_YOUR TASK_
Spot each line that carries the word "perspectives"; copy those lines.

______

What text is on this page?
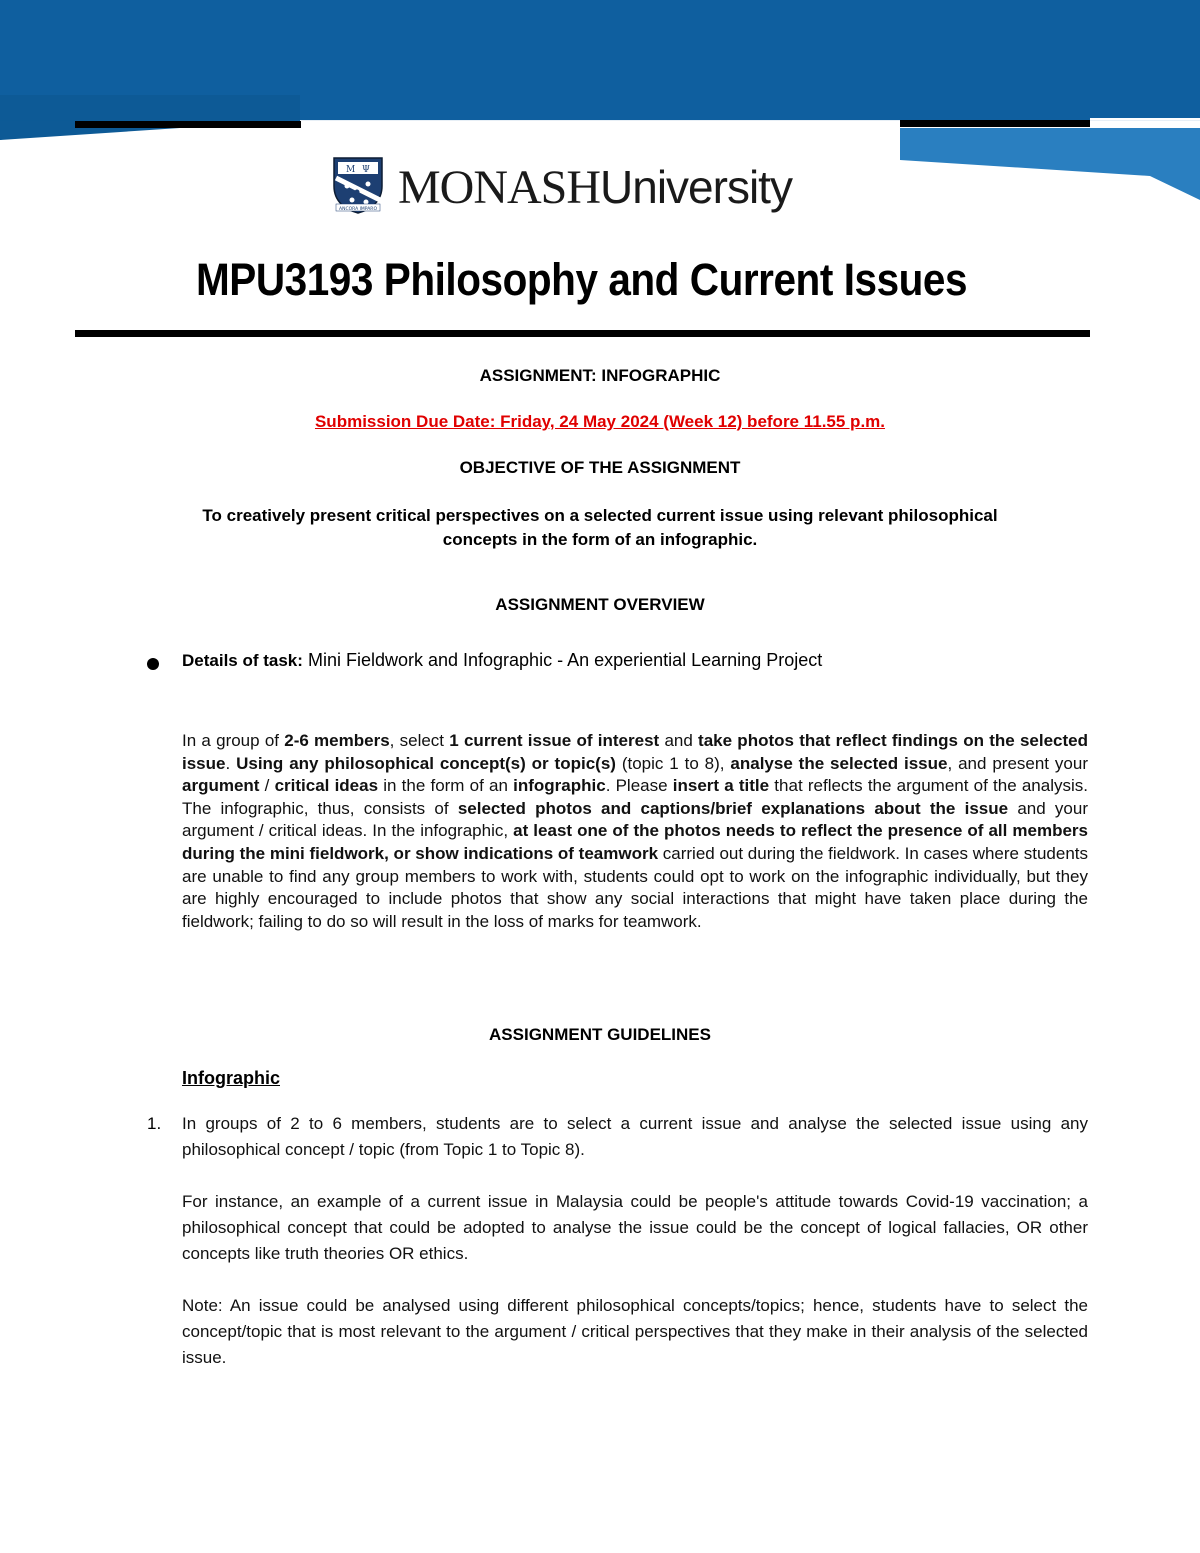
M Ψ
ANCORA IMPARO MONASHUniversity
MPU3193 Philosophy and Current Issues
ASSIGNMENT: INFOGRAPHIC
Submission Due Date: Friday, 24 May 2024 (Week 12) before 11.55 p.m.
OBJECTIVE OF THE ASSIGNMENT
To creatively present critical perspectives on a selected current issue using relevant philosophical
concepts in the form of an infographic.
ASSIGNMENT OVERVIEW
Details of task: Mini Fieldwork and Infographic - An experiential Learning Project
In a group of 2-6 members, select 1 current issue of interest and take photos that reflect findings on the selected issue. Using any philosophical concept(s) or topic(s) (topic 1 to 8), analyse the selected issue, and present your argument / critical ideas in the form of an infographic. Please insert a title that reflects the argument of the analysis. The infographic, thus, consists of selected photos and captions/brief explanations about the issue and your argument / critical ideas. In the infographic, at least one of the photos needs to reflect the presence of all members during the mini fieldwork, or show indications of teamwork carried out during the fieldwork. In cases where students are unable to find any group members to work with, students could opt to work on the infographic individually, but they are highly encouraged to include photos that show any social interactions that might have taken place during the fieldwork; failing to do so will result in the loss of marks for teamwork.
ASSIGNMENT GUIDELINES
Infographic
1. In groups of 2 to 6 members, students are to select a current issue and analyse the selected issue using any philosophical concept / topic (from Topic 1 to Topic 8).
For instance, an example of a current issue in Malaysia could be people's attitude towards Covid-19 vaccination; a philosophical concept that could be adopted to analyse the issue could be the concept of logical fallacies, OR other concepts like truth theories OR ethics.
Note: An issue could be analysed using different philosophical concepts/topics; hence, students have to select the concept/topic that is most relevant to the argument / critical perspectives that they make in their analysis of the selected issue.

______

_OUTPUT FOR THIS TASK_
To creatively present critical perspectives on a selected current issue using relevant philosophical
Note: An issue could be analysed using different philosophical concepts/topics; hence, students have to select the concept/topic that is most relevant to the argument / critical perspectives that they make in their analysis of the selected issue.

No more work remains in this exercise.